*Request*
Return all of the data exactly as written, without the pictures.

*Dataset records on visual material*
-- start --
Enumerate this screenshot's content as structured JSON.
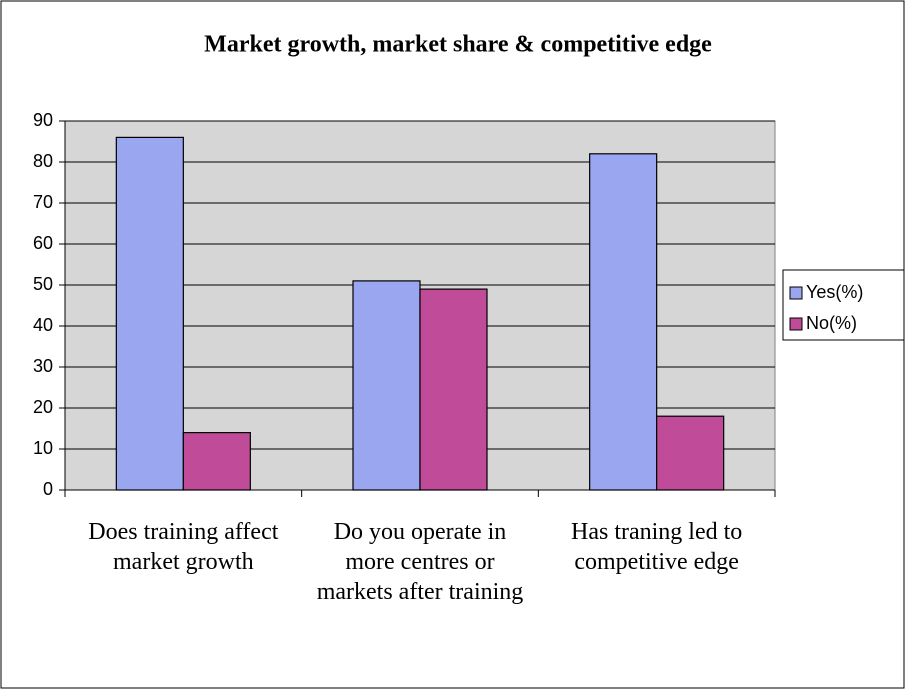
{
  "chart_data": {
    "type": "bar",
    "title": "Market growth, market share & competitive edge",
    "categories": [
      "Does training affect market growth",
      "Do you operate in more centres or markets after training",
      "Has traning led to competitive edge"
    ],
    "series": [
      {
        "name": "Yes(%)",
        "color": "#9aa6f0",
        "values": [
          86,
          51,
          82
        ]
      },
      {
        "name": "No(%)",
        "color": "#c04c99",
        "values": [
          14,
          49,
          18
        ]
      }
    ],
    "ylim": [
      0,
      90
    ],
    "yticks": [
      0,
      10,
      20,
      30,
      40,
      50,
      60,
      70,
      80,
      90
    ],
    "grid": true,
    "legend": "right"
  }
}
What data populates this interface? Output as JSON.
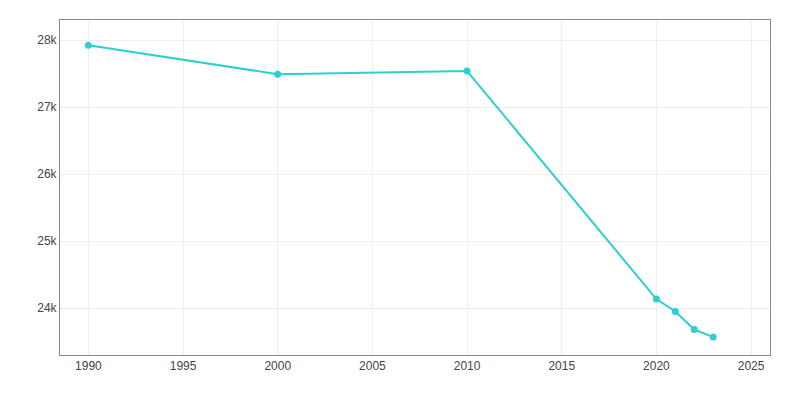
{
  "chart_data": {
    "type": "line",
    "x": [
      1990,
      2000,
      2010,
      2020,
      2021,
      2022,
      2023
    ],
    "values": [
      27924,
      27491,
      27537,
      24135,
      23949,
      23680,
      23567
    ],
    "color": "#2ecfcf",
    "marker": "circle",
    "xlim": [
      1988.5,
      2026
    ],
    "ylim": [
      23300,
      28300
    ],
    "xticks": [
      1990,
      1995,
      2000,
      2005,
      2010,
      2015,
      2020,
      2025
    ],
    "yticks": [
      {
        "value": 24000,
        "label": "24k"
      },
      {
        "value": 25000,
        "label": "25k"
      },
      {
        "value": 26000,
        "label": "26k"
      },
      {
        "value": 27000,
        "label": "27k"
      },
      {
        "value": 28000,
        "label": "28k"
      }
    ],
    "grid": true
  }
}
-- end --
*Full answer*
Enumerate this screenshot's content as structured JSON.
{
  "chart_data": {
    "type": "bar",
    "title": "Market growth, market share & competitive edge",
    "categories": [
      "Does training affect market growth",
      "Do you operate in more centres or markets after training",
      "Has traning led to competitive edge"
    ],
    "series": [
      {
        "name": "Yes(%)",
        "color": "#9aa6f0",
        "values": [
          86,
          51,
          82
        ]
      },
      {
        "name": "No(%)",
        "color": "#c04c99",
        "values": [
          14,
          49,
          18
        ]
      }
    ],
    "ylim": [
      0,
      90
    ],
    "yticks": [
      0,
      10,
      20,
      30,
      40,
      50,
      60,
      70,
      80,
      90
    ],
    "grid": true,
    "legend": "right"
  }
}
What data populates this interface? Output as JSON.
{
  "chart_data": {
    "type": "line",
    "x": [
      1990,
      2000,
      2010,
      2020,
      2021,
      2022,
      2023
    ],
    "values": [
      27924,
      27491,
      27537,
      24135,
      23949,
      23680,
      23567
    ],
    "color": "#2ecfcf",
    "marker": "circle",
    "xlim": [
      1988.5,
      2026
    ],
    "ylim": [
      23300,
      28300
    ],
    "xticks": [
      1990,
      1995,
      2000,
      2005,
      2010,
      2015,
      2020,
      2025
    ],
    "yticks": [
      {
        "value": 24000,
        "label": "24k"
      },
      {
        "value": 25000,
        "label": "25k"
      },
      {
        "value": 26000,
        "label": "26k"
      },
      {
        "value": 27000,
        "label": "27k"
      },
      {
        "value": 28000,
        "label": "28k"
      }
    ],
    "grid": true
  }
}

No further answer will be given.